:: DESCRIPTION OF THE TASK ::
Please pull out every line that includes the string "page".

(Data excerpts)
----------------------------------------
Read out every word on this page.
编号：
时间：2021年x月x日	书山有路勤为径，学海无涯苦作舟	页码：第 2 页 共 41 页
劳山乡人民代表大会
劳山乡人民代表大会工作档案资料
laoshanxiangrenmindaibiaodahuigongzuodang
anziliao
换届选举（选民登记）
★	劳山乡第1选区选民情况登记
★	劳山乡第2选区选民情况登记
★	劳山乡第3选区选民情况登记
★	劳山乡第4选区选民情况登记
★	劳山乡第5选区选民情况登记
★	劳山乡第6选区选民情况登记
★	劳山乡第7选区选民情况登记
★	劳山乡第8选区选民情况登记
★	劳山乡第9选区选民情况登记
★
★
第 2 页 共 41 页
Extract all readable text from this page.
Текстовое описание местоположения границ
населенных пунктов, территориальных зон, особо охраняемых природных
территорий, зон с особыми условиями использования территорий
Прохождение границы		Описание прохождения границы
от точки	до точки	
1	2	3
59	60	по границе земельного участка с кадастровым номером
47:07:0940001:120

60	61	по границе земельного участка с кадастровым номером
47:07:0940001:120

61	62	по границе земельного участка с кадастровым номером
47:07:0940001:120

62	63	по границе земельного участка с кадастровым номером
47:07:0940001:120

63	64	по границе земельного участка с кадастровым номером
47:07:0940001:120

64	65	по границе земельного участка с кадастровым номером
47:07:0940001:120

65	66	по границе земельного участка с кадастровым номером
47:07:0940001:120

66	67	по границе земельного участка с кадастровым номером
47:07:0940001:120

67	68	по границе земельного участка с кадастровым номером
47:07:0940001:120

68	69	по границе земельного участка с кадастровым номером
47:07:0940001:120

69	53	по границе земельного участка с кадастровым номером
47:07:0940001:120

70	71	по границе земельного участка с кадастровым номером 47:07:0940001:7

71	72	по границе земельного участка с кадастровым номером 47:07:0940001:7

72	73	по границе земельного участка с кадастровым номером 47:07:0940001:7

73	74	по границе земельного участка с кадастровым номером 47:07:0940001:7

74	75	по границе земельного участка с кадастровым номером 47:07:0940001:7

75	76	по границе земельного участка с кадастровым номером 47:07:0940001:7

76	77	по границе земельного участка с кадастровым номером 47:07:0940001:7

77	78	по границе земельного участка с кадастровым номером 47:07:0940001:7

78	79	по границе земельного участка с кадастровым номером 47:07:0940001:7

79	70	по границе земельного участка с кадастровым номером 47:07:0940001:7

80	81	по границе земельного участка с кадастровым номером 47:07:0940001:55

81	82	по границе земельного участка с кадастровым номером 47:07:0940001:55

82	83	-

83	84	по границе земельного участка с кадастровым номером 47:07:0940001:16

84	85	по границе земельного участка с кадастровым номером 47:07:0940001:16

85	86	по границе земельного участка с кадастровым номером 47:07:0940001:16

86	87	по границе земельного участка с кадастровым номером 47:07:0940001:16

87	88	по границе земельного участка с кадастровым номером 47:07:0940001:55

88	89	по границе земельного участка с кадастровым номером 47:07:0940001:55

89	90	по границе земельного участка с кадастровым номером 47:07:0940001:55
----------------------------------------
:: PROBLEM SOLUTION ::
Read out every word on this page.
Extract all readable text from this page.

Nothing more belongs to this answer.